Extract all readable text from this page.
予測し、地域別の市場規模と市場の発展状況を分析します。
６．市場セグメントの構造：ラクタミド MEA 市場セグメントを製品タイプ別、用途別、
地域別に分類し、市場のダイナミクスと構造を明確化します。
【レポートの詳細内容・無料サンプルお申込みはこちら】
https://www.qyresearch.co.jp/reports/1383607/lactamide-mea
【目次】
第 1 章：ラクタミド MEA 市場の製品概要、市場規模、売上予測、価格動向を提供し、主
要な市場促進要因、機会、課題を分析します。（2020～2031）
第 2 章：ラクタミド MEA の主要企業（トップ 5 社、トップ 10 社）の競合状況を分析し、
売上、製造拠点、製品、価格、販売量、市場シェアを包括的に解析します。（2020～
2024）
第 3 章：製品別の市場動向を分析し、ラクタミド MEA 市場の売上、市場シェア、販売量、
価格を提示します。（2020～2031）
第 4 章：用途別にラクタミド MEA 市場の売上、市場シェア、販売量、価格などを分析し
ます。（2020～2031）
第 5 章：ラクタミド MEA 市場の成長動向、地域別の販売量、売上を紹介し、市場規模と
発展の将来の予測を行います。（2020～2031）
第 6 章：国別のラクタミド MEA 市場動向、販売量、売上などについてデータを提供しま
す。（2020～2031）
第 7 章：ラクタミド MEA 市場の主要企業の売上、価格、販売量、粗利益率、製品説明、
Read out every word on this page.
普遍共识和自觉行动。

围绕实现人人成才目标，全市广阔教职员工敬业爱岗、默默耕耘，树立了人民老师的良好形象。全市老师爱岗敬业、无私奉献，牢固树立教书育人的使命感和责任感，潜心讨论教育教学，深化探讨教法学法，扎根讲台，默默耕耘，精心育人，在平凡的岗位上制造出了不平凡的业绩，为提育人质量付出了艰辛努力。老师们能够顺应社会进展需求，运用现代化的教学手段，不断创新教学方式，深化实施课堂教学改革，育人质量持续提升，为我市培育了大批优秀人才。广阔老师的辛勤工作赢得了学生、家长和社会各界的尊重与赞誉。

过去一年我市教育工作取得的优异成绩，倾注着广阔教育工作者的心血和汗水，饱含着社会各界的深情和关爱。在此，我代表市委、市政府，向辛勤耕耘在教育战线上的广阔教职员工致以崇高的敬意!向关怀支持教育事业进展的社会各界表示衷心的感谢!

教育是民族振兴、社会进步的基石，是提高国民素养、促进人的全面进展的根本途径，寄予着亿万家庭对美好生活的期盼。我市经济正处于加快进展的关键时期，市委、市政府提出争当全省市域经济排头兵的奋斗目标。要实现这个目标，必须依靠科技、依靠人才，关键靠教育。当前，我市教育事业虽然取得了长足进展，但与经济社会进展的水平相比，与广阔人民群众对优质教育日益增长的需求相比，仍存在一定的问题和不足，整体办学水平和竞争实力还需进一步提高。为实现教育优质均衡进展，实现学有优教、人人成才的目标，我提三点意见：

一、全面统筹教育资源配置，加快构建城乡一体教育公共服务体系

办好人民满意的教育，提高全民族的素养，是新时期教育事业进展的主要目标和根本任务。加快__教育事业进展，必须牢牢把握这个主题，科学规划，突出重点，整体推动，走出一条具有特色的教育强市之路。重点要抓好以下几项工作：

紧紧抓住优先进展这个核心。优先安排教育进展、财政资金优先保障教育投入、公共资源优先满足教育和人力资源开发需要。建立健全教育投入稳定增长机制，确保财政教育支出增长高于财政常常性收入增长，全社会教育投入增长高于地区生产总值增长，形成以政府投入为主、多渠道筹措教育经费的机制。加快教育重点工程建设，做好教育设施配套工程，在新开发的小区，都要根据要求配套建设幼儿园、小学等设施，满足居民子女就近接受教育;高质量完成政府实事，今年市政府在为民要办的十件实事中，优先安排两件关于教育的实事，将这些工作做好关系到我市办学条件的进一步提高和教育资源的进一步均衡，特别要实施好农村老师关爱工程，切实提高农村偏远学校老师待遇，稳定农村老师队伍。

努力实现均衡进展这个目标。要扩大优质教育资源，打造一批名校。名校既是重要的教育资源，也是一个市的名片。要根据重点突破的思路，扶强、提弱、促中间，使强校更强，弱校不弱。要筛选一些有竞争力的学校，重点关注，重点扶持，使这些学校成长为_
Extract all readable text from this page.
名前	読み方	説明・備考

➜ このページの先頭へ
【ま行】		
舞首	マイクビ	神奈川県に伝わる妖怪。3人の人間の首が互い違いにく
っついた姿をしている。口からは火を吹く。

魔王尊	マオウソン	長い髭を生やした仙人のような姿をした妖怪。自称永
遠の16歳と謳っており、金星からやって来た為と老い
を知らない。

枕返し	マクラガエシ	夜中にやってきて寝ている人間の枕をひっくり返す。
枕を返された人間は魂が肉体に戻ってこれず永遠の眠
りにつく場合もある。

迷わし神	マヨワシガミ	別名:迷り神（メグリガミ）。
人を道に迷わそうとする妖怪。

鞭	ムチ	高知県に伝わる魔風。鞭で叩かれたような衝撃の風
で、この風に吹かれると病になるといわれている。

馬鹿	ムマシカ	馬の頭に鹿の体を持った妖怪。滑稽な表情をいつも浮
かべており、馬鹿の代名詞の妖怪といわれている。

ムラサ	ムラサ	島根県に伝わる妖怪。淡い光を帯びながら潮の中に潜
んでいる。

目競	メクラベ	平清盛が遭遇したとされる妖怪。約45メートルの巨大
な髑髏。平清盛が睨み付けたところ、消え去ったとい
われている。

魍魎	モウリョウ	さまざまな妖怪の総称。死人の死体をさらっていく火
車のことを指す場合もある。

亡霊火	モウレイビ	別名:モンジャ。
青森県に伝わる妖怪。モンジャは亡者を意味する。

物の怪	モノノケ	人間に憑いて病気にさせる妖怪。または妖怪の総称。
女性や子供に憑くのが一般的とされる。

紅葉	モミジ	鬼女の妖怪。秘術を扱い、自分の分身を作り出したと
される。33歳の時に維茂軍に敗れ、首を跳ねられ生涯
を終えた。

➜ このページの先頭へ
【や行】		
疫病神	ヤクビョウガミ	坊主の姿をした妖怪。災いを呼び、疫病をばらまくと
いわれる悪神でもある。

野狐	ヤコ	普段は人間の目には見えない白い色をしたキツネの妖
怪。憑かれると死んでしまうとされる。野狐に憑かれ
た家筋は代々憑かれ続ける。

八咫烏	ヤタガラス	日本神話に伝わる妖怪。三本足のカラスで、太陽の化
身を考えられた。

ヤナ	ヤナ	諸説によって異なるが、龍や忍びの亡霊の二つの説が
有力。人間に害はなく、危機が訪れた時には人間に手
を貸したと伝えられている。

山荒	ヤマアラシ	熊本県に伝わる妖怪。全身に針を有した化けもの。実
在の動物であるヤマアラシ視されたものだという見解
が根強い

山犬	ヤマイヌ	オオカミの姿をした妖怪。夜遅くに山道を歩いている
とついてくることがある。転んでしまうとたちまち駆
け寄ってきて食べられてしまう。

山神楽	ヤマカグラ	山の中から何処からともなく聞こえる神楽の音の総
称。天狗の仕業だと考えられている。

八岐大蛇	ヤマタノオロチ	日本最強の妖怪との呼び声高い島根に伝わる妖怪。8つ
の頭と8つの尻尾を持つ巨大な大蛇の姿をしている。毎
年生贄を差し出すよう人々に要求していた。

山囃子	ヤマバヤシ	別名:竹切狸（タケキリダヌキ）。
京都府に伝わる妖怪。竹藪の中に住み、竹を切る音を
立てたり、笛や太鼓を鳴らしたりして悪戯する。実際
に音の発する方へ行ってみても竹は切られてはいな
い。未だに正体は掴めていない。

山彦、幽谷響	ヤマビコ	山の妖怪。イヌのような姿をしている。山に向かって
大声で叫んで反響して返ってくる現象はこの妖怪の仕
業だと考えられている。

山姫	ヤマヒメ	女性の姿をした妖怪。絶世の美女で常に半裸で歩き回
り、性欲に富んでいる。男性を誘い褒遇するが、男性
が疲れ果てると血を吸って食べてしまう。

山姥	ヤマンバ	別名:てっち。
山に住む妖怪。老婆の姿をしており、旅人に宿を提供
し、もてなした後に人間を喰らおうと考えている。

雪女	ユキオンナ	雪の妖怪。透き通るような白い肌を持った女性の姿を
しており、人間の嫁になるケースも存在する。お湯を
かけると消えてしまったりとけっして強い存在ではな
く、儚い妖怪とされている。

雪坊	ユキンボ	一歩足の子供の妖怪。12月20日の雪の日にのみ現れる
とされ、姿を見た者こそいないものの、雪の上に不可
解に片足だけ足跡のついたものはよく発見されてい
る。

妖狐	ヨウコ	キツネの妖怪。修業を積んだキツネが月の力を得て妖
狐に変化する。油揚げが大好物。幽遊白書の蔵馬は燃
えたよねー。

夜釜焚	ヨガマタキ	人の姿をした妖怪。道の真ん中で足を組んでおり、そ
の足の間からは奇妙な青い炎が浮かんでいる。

------------------------

→ What you should do:
From the entries above, pull out each line that includes "市場の売上".

→ Task result:
第 3 章：製品別の市場動向を分析し、ラクタミド MEA 市場の売上、市場シェア、販売量、
第 4 章：用途別にラクタミド MEA 市場の売上、市場シェア、販売量、価格などを分析し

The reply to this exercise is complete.